Requirements:
State the number of lines that contain the word "English", and add nothing else.
^^^^^^^^
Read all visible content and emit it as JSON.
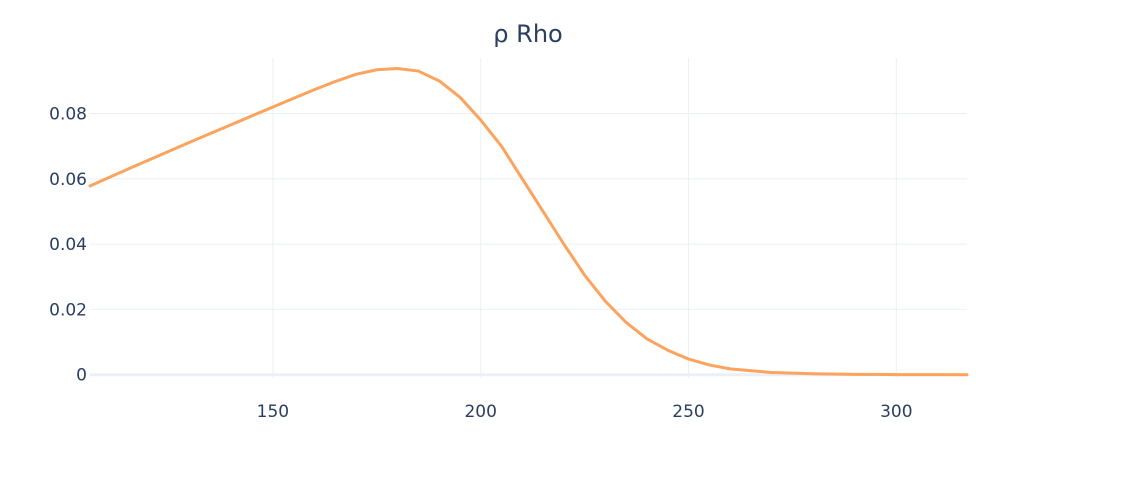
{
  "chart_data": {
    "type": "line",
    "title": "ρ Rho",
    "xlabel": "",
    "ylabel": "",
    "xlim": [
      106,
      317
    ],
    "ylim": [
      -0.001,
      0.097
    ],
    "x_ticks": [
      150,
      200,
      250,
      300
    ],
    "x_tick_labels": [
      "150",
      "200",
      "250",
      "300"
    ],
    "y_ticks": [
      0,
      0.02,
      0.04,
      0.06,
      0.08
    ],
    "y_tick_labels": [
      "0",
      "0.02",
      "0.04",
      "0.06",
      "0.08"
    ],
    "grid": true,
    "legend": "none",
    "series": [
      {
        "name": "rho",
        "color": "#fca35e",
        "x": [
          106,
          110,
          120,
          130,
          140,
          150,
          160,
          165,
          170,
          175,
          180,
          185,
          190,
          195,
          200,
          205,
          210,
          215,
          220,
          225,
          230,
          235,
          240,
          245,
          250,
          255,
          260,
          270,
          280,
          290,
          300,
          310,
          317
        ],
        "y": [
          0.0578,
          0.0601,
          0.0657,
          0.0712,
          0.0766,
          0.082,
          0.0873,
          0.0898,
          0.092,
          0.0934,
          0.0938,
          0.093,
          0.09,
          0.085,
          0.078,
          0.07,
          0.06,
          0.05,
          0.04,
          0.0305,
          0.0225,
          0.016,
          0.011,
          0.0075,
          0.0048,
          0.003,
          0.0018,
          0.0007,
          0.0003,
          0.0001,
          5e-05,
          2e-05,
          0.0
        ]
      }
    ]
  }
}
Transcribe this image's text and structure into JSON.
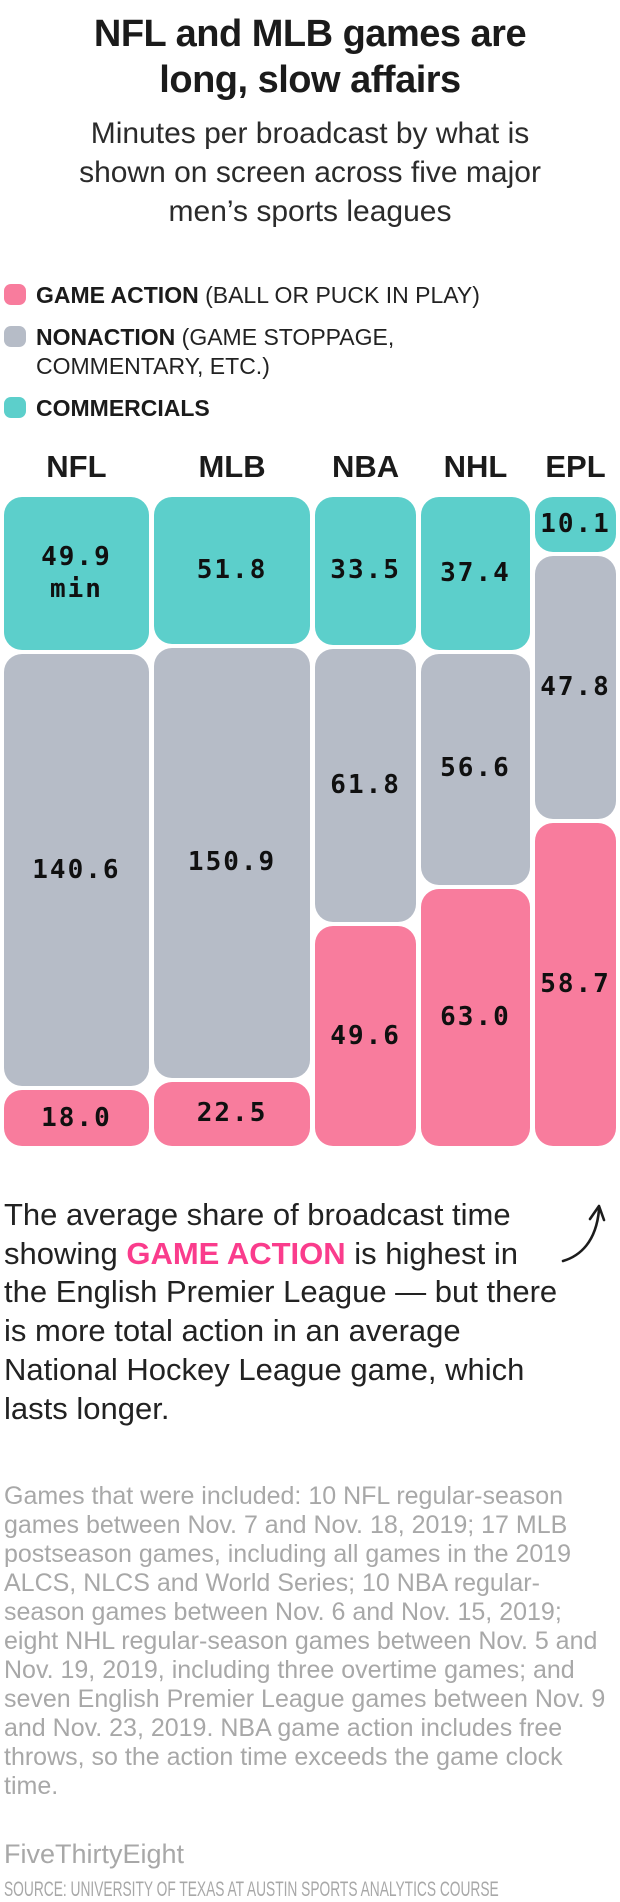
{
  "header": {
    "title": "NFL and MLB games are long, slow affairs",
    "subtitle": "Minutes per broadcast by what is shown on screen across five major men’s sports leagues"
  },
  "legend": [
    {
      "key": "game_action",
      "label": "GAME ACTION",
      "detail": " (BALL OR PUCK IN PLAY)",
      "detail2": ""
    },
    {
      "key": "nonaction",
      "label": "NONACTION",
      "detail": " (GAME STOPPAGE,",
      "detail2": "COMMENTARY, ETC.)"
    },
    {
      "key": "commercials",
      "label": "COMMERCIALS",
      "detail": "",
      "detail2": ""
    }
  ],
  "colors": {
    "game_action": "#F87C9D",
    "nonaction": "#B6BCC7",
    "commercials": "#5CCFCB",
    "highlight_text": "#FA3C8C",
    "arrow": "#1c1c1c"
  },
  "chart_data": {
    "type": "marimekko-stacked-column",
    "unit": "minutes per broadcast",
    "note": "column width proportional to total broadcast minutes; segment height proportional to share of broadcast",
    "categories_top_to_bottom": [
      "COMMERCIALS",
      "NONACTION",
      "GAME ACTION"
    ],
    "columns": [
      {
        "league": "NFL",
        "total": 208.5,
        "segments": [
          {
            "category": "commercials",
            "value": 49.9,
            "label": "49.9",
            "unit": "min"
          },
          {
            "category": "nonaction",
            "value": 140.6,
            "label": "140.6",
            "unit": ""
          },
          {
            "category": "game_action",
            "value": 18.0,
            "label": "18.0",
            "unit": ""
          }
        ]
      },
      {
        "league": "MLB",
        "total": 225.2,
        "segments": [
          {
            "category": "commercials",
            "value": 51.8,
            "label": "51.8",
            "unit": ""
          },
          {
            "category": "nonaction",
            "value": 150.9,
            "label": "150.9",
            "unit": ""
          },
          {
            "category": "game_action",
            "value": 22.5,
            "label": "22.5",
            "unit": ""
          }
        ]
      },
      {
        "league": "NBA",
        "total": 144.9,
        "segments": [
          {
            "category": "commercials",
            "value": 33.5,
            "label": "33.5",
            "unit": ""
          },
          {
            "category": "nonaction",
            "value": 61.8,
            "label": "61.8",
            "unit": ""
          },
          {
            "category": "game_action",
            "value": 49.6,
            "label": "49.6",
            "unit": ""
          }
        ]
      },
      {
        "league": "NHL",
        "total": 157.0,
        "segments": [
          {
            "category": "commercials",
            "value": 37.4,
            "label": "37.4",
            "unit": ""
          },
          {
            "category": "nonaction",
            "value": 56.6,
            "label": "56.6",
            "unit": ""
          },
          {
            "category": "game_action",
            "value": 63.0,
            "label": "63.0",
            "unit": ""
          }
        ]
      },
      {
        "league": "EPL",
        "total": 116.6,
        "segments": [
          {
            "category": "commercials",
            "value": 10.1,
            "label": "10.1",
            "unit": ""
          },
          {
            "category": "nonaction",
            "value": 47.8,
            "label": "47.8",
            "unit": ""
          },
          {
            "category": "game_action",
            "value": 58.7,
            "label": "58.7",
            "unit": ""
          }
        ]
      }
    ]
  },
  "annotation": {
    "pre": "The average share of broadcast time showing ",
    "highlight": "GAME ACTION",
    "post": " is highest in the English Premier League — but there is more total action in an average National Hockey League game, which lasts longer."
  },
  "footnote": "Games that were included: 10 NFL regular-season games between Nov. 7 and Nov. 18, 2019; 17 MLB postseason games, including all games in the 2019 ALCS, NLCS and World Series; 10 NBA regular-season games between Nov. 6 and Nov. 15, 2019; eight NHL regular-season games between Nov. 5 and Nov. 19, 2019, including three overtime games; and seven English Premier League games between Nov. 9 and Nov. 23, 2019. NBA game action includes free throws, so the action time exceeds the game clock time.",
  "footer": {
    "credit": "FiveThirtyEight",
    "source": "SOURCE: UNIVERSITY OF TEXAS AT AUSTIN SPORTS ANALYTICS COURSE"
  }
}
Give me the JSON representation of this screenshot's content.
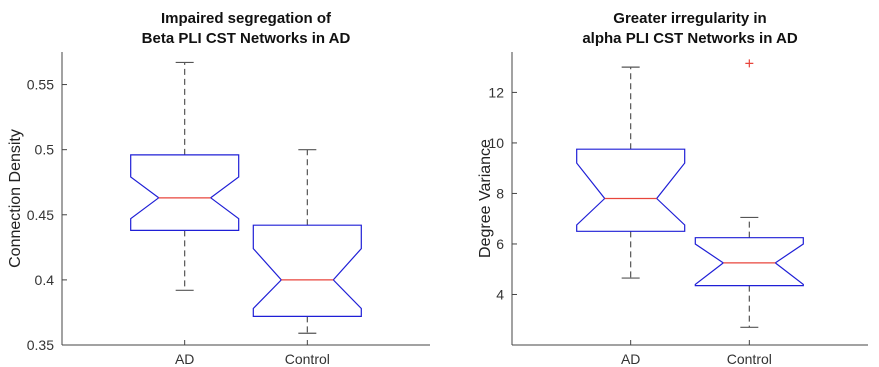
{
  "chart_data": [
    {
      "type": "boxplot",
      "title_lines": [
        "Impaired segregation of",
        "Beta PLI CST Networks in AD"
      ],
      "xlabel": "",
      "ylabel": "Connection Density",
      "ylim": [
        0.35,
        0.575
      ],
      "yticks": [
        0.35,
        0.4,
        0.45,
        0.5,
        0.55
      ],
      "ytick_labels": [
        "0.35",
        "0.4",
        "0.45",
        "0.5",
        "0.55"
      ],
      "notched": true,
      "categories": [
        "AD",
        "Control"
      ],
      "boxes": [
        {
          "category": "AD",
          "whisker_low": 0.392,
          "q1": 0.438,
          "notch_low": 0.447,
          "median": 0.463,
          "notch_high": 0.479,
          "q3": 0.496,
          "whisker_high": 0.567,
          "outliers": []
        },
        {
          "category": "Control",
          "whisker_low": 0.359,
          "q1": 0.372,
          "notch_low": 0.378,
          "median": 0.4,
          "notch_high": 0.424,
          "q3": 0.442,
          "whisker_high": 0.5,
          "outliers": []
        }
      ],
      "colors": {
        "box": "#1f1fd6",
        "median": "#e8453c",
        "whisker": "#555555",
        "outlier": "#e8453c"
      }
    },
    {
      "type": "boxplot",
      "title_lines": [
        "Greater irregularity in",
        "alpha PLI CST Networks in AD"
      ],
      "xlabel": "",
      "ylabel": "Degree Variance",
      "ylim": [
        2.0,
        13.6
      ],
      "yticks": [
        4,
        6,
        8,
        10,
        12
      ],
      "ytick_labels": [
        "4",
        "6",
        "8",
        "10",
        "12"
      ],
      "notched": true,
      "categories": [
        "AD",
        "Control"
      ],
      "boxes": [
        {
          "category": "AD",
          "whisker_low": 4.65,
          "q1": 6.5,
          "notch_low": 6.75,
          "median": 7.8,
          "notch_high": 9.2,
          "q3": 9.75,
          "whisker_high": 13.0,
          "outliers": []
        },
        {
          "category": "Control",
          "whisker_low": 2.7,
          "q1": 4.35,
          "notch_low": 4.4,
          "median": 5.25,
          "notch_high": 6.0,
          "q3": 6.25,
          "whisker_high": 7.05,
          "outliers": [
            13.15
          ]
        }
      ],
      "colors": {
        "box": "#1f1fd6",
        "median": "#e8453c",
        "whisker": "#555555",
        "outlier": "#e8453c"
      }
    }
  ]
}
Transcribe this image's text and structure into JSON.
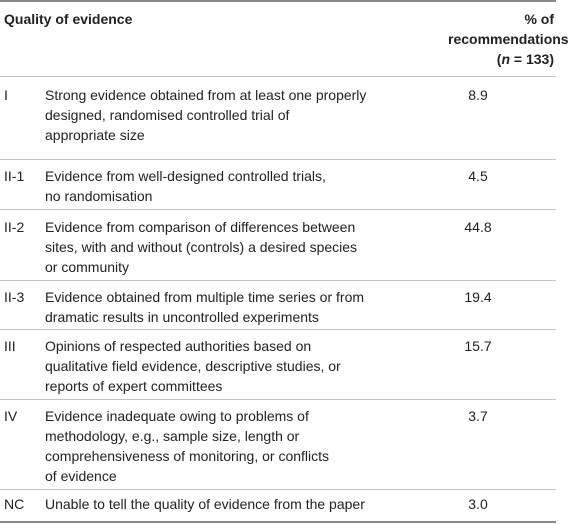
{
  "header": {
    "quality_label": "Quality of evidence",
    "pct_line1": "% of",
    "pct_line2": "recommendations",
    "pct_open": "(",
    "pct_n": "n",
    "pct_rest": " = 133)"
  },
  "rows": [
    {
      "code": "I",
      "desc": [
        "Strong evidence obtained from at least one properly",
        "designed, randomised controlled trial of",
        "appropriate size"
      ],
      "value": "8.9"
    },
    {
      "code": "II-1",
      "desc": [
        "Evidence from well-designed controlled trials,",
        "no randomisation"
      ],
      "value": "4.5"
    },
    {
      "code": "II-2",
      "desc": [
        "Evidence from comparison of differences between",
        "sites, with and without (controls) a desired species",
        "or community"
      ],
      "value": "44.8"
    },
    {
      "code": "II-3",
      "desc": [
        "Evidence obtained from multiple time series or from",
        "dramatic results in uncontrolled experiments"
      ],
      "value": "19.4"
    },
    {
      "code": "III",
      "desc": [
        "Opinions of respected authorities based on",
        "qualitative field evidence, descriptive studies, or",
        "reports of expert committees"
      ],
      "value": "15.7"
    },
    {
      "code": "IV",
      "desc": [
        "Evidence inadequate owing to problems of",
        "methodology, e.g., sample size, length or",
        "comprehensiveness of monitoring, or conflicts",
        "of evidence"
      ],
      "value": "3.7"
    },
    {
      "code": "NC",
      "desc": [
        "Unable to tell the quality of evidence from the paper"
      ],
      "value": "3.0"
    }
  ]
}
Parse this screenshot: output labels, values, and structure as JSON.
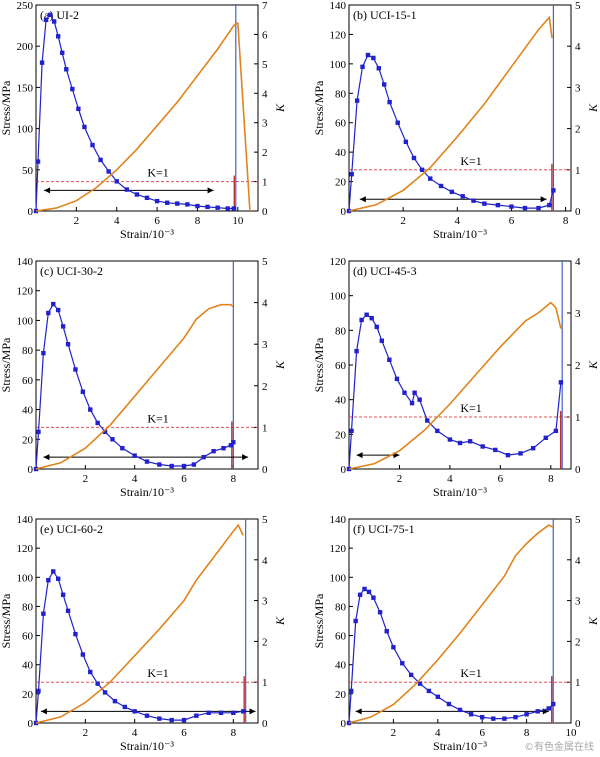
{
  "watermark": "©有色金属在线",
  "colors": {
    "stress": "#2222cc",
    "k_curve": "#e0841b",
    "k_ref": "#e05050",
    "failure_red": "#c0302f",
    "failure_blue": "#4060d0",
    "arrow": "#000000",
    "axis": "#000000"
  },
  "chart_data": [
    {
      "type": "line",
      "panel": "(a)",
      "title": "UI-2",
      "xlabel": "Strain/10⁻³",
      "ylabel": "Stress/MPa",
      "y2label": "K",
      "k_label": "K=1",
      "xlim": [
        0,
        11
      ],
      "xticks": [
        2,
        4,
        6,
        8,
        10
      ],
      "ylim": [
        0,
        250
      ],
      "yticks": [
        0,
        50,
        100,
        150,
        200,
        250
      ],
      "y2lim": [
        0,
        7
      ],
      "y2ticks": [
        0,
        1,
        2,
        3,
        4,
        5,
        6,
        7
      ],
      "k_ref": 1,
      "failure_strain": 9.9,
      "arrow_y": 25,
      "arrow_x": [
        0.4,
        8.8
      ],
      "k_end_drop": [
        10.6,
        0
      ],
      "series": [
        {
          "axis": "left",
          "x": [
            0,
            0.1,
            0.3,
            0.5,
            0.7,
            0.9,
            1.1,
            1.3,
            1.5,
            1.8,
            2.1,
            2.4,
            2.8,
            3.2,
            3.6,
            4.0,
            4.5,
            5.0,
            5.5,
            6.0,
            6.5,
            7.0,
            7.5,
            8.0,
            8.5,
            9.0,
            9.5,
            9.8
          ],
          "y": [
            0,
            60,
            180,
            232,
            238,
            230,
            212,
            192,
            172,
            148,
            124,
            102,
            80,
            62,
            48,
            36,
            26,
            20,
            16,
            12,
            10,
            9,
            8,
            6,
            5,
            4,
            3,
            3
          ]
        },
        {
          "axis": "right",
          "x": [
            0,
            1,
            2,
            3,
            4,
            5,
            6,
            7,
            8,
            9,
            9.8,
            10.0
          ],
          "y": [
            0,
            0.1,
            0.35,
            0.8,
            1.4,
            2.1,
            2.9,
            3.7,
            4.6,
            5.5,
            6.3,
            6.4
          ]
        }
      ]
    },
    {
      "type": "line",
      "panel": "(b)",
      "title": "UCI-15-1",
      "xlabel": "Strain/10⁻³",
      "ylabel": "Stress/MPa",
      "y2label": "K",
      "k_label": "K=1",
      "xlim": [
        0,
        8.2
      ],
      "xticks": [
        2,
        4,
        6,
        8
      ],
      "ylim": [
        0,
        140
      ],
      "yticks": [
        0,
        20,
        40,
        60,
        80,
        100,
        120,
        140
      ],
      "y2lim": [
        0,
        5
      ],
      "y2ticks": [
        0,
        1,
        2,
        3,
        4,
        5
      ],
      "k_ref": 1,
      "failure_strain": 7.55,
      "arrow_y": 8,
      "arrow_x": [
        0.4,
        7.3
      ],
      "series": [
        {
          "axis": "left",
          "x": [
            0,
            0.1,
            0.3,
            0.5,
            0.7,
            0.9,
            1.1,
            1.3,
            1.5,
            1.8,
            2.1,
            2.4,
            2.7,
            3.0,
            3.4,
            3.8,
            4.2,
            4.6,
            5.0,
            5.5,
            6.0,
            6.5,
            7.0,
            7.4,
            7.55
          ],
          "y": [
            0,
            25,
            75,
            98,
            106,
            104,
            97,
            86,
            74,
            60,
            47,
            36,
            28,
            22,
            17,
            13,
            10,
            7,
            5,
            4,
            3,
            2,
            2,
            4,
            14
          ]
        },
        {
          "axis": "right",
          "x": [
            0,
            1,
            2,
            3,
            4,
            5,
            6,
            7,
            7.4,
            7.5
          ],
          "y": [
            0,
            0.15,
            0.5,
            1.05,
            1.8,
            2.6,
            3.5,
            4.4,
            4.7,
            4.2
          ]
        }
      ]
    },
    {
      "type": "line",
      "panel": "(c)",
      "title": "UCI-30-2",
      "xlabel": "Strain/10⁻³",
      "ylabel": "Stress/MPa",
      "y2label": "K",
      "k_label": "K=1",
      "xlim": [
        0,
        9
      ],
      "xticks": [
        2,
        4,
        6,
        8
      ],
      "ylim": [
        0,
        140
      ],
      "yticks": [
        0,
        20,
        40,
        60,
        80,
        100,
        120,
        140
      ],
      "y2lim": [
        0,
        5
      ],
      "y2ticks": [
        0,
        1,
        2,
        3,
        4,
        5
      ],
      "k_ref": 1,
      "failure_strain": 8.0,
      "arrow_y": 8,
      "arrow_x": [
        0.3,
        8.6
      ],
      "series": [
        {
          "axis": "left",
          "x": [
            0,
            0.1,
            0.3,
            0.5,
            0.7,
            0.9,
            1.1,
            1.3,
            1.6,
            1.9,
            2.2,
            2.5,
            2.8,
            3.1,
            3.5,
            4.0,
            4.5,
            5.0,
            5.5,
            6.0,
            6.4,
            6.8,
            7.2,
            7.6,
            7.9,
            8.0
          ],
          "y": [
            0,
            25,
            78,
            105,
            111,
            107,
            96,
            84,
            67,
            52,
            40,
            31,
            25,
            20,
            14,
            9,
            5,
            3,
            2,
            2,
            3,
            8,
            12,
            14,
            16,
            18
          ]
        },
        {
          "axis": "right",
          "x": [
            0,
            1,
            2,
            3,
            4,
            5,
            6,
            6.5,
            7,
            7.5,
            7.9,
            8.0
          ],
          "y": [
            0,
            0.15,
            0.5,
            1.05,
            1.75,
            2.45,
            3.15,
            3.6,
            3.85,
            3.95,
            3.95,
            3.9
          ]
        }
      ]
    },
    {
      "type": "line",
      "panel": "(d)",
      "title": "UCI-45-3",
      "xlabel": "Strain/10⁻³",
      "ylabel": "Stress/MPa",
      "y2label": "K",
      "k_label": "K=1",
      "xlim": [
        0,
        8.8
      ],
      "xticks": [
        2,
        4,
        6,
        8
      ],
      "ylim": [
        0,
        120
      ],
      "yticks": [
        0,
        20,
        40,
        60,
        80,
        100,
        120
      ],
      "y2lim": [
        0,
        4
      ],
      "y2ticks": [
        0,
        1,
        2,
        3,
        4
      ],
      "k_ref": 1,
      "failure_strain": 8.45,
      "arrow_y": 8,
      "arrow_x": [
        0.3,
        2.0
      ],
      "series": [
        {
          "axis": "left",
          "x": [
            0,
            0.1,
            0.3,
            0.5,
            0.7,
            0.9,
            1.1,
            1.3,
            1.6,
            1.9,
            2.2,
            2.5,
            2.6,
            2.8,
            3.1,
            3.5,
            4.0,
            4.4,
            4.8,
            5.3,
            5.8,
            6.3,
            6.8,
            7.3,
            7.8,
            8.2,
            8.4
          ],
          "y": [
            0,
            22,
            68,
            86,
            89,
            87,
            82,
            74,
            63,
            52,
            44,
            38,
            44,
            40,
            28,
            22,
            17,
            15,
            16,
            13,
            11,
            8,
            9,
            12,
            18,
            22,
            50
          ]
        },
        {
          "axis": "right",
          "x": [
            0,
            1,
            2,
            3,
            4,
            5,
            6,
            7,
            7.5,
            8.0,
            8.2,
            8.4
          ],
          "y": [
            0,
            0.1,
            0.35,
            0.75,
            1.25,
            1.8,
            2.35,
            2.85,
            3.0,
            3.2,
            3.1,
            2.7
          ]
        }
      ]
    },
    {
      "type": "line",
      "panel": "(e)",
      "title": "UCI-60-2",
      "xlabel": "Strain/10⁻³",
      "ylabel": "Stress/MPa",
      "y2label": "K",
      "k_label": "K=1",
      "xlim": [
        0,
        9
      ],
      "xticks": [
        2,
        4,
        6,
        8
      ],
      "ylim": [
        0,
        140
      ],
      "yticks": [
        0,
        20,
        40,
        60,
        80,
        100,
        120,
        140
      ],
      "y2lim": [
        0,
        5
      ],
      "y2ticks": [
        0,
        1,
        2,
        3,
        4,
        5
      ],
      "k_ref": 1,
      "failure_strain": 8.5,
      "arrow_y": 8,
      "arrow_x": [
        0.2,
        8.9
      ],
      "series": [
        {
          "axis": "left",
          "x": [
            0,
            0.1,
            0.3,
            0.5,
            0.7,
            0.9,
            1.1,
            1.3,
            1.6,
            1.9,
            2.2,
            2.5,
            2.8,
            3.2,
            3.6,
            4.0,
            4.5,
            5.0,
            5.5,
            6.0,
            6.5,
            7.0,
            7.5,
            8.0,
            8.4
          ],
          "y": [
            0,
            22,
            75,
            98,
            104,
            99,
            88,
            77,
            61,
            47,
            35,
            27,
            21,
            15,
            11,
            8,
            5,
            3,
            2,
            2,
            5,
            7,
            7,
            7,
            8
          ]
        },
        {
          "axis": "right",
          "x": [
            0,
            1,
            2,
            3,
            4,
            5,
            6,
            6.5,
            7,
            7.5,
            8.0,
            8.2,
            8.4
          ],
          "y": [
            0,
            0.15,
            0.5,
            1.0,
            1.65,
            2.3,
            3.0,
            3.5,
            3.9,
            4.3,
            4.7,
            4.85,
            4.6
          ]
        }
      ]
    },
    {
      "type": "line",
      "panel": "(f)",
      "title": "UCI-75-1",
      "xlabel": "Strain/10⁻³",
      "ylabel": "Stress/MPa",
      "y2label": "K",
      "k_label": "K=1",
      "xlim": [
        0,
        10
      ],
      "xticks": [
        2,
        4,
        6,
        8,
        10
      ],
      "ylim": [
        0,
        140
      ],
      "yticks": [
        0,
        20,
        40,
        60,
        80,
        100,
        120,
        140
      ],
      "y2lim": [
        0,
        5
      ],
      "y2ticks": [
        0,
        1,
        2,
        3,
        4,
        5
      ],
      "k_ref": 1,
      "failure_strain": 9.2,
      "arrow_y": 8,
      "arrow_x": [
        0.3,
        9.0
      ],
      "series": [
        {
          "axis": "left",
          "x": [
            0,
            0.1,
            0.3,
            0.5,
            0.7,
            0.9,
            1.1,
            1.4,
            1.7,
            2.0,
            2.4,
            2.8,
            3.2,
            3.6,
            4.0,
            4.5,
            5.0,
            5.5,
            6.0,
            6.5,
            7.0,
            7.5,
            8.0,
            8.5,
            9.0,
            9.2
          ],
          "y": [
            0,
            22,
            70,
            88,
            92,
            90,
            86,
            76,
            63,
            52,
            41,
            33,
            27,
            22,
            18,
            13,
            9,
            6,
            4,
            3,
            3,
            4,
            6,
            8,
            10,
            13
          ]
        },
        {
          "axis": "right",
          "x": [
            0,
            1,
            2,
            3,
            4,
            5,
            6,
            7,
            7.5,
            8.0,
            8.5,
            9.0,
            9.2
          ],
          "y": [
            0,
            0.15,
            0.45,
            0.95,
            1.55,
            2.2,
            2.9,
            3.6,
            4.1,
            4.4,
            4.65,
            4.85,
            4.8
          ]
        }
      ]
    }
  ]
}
^^^^^^^^
Finished exercise:
2